───── Given records ─────
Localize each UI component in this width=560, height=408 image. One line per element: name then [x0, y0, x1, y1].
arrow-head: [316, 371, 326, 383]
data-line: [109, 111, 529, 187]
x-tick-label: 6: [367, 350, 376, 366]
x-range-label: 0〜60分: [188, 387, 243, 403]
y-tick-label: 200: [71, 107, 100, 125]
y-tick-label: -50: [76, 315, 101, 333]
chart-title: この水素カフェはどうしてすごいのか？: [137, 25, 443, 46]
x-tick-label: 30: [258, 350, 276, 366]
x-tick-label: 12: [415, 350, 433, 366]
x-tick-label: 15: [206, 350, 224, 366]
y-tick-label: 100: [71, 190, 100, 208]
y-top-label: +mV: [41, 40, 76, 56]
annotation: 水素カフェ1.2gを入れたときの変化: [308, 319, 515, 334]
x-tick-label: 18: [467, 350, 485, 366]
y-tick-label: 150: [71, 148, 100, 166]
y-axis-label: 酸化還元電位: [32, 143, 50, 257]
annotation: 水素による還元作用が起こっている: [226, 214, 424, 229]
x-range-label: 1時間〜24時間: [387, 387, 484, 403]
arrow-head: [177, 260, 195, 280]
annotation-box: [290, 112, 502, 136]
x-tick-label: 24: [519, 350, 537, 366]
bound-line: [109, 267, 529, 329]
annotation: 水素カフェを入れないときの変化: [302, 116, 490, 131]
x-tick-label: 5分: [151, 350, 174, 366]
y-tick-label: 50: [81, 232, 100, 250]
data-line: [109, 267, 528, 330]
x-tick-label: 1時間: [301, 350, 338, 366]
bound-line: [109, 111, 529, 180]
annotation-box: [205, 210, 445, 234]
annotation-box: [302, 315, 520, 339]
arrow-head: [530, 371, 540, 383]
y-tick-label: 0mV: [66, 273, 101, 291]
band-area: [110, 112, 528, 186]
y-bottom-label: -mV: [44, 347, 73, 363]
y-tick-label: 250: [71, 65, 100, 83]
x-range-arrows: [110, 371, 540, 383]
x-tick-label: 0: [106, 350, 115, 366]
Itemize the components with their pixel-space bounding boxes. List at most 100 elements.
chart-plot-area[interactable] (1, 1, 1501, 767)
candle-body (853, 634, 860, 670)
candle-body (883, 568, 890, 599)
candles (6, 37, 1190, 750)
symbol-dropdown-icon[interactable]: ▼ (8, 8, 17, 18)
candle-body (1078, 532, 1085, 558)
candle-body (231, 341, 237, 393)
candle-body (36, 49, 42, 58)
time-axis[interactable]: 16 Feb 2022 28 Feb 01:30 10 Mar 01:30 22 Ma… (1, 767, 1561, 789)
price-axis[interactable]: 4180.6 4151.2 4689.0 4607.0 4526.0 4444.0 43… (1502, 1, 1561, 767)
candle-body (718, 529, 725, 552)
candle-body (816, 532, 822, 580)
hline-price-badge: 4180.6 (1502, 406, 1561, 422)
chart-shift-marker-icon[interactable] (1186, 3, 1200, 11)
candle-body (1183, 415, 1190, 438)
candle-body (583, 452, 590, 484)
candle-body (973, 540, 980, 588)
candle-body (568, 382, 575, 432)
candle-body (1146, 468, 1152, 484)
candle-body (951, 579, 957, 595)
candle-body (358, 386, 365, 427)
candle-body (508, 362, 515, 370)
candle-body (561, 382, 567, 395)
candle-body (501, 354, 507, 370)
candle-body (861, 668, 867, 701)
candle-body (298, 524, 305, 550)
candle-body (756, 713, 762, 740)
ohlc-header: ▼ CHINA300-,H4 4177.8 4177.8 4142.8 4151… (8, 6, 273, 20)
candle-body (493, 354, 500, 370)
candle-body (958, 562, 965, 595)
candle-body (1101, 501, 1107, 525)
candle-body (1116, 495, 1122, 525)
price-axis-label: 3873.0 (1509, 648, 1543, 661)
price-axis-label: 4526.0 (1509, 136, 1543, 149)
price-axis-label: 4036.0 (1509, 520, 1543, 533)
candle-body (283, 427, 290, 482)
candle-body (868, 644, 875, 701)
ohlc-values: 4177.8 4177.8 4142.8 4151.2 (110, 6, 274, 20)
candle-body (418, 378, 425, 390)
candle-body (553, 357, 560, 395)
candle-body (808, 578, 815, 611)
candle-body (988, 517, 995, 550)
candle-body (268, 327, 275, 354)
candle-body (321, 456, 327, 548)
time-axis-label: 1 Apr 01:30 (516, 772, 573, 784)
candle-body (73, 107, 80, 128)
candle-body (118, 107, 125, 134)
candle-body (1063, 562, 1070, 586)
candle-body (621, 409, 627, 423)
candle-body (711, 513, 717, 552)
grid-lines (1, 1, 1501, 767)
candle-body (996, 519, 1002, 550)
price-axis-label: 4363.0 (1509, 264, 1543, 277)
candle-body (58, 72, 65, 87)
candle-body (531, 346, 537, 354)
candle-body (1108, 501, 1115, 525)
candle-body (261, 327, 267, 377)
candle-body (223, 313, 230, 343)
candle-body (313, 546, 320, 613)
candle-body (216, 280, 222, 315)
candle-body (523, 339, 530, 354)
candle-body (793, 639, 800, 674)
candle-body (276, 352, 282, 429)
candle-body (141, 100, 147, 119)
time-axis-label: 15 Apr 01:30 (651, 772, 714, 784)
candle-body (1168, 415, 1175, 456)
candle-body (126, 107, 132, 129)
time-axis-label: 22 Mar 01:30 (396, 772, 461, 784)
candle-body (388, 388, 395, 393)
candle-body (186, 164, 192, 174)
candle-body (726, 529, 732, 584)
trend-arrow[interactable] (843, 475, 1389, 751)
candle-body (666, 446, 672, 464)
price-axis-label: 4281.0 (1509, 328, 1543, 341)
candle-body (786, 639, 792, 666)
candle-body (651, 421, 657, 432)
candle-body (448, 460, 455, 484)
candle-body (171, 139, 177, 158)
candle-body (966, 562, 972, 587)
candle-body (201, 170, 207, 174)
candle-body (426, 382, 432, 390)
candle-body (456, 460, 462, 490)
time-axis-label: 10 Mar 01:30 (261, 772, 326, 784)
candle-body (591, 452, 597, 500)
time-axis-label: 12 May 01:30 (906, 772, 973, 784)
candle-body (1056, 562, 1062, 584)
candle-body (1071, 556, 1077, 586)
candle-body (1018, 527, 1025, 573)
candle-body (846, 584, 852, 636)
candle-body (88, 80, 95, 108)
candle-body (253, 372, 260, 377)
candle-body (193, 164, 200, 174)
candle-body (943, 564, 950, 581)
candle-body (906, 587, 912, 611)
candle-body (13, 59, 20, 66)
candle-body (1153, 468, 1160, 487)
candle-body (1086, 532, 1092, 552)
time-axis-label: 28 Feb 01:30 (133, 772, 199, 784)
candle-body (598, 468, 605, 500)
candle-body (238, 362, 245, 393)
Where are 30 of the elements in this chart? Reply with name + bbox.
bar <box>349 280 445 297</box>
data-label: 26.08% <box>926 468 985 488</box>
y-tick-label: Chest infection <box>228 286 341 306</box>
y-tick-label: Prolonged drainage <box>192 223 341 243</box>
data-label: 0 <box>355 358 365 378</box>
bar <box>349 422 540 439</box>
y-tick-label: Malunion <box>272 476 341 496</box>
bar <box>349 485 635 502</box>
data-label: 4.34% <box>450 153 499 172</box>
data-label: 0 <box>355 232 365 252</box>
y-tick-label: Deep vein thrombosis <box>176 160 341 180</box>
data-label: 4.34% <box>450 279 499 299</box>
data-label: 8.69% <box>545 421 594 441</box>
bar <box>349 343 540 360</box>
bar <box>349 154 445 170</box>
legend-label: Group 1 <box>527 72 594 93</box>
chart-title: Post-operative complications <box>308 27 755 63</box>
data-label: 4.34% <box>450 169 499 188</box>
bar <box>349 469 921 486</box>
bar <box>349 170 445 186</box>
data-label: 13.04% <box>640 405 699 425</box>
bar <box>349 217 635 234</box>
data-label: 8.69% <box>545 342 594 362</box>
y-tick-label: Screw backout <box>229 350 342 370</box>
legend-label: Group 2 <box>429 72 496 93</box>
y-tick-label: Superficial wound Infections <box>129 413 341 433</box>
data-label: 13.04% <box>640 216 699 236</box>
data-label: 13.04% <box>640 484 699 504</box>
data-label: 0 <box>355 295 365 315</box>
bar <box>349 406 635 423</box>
─────
## [Exercise directions]
Rewrite the data above from its first line through the line containing "chart-title: この水素カフェはどうしてすごいのか？: [137, 25, 443, 46]", substituting "y-axis-tick" for every "y-tick-label" and leaving the rest unchanged.

## [Response to the task]
Localize each UI component in this width=560, height=408 image. One line per element: name then [x0, y0, x1, y1].
arrow-head: [316, 371, 326, 383]
data-line: [109, 111, 529, 187]
x-tick-label: 6: [367, 350, 376, 366]
x-range-label: 0〜60分: [188, 387, 243, 403]
y-axis-tick: 200: [71, 107, 100, 125]
y-axis-tick: -50: [76, 315, 101, 333]
chart-title: この水素カフェはどうしてすごいのか？: [137, 25, 443, 46]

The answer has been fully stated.